_DO THIS_
Consider the records below. How many of their lines include the word "Reported"? State the number and nothing else.

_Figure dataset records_
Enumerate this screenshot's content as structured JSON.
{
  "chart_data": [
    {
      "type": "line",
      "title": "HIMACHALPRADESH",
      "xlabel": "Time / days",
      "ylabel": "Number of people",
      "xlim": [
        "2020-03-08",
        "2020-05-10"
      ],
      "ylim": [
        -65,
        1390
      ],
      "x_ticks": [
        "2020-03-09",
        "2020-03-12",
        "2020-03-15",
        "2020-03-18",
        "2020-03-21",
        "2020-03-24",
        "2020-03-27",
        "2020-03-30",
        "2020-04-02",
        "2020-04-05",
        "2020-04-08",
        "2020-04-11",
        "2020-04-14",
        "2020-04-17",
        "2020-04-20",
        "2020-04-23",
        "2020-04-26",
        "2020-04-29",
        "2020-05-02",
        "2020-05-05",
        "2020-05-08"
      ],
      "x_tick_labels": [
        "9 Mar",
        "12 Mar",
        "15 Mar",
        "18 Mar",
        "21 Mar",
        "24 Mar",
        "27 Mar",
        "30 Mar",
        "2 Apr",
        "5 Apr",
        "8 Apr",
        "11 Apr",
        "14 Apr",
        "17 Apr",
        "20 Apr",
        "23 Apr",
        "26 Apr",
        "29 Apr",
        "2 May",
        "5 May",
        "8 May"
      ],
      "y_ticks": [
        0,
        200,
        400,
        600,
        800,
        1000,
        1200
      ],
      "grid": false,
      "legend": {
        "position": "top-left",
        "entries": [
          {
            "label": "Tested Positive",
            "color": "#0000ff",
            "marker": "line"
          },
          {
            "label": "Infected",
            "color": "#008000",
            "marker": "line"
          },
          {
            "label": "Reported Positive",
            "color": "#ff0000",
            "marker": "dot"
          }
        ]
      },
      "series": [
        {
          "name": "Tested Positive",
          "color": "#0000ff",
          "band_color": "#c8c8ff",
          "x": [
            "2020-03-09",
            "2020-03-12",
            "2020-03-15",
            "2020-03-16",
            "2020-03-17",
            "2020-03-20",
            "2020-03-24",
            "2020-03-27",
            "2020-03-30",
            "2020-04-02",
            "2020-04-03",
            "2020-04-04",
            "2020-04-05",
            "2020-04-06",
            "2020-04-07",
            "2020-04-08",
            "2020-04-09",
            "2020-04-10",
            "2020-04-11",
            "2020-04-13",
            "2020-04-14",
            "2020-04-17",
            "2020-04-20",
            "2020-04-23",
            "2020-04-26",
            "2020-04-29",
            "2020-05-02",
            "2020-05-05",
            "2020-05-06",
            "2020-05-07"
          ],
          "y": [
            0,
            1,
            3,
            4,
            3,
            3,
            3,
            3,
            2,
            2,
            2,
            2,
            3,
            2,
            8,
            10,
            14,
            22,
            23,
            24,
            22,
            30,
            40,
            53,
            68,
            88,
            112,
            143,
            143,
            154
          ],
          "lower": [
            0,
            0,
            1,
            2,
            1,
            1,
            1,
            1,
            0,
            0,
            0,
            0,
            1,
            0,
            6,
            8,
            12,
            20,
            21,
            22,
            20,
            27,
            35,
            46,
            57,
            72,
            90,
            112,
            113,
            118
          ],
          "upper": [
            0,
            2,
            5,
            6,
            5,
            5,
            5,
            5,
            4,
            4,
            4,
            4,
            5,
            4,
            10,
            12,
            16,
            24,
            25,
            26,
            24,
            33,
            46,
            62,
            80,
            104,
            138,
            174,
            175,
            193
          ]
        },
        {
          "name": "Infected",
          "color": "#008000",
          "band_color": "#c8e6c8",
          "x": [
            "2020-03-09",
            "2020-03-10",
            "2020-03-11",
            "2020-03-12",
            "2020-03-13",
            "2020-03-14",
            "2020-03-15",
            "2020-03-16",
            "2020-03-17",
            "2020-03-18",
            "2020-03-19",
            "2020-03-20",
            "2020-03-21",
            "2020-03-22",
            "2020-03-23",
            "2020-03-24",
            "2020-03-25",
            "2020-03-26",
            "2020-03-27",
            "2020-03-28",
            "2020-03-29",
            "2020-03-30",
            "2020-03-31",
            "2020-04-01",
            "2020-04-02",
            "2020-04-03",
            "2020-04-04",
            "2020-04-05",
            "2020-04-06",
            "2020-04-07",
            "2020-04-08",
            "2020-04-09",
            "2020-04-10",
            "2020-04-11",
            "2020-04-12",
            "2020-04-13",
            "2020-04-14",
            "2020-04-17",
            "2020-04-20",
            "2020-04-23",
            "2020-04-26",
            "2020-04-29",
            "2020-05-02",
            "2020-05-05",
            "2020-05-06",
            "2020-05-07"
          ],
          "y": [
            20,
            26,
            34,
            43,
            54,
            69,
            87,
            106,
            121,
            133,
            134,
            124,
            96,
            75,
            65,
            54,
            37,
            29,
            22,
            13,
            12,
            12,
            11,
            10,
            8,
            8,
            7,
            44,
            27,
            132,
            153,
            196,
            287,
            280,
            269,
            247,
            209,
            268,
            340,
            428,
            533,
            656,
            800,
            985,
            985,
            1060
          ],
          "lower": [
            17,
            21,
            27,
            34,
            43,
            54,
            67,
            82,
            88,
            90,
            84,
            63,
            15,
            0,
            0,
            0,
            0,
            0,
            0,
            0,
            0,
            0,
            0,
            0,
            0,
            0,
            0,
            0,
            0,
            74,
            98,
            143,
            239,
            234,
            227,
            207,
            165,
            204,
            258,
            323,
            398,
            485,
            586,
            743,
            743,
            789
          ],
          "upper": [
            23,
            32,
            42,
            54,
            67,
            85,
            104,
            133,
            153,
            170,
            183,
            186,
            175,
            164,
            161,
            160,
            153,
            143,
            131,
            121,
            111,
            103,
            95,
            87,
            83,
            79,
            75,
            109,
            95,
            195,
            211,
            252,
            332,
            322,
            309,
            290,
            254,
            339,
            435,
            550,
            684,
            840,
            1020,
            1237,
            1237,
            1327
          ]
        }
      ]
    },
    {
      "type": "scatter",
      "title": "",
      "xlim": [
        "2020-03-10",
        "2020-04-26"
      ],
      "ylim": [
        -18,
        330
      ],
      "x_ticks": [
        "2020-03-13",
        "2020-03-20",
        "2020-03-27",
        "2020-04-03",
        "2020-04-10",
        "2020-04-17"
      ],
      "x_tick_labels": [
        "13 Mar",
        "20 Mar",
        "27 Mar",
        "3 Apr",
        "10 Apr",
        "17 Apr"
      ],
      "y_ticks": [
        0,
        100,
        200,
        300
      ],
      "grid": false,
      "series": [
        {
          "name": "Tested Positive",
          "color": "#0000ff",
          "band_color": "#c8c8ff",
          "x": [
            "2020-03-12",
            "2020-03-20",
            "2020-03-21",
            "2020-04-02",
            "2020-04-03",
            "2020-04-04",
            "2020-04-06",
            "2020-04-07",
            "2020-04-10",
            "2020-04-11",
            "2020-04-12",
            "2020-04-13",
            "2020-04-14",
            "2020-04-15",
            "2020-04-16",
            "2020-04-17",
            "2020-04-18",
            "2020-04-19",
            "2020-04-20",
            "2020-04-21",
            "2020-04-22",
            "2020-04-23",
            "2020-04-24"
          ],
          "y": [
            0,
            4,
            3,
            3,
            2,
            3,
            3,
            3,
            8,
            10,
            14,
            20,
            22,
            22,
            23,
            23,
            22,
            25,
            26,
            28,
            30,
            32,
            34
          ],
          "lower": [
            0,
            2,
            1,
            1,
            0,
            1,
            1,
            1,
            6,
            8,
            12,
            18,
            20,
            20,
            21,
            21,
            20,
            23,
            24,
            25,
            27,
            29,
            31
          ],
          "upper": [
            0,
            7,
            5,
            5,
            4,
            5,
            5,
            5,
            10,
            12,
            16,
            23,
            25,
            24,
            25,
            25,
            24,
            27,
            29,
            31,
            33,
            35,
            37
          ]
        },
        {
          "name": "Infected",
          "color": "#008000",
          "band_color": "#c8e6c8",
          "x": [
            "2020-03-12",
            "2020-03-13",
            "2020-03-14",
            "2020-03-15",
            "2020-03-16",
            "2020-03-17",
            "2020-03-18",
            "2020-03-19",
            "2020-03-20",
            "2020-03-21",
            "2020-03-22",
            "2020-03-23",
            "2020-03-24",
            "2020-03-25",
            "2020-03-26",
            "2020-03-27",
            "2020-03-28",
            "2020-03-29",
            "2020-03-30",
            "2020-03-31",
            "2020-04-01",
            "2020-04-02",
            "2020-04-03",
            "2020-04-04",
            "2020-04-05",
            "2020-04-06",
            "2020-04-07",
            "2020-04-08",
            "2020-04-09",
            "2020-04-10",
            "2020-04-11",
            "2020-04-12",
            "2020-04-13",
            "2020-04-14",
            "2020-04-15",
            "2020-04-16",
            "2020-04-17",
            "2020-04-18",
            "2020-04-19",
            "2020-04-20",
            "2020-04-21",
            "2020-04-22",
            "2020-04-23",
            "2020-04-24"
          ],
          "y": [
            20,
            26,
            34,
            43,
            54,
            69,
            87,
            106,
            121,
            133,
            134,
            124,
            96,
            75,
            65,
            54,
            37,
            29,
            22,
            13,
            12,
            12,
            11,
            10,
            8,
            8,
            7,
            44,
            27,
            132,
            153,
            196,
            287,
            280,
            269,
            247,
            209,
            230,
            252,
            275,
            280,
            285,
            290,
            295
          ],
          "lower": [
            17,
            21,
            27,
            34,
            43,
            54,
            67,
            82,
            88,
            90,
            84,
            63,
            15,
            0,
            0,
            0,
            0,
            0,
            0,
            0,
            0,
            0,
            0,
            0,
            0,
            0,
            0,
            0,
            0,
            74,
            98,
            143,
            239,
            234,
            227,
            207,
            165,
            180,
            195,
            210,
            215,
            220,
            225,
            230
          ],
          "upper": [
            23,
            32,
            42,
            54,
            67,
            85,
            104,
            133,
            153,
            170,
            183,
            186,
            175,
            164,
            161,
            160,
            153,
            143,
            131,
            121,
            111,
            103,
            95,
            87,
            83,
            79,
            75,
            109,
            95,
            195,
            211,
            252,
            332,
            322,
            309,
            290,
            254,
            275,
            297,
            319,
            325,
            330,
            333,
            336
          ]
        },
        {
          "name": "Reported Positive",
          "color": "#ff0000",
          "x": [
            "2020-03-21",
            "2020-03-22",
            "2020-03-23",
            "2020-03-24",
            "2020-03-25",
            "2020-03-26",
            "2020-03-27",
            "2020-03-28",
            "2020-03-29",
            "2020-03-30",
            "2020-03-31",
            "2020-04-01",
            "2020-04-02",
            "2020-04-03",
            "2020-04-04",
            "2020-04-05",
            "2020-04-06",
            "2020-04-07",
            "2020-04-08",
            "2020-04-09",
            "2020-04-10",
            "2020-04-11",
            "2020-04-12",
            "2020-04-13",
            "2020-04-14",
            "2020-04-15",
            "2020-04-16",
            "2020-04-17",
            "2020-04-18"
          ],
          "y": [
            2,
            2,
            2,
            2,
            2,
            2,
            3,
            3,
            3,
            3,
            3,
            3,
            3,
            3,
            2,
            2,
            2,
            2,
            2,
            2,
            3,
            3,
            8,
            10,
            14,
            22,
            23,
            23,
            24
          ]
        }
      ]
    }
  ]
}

_ANSWER TO THIS EXERCISE_
2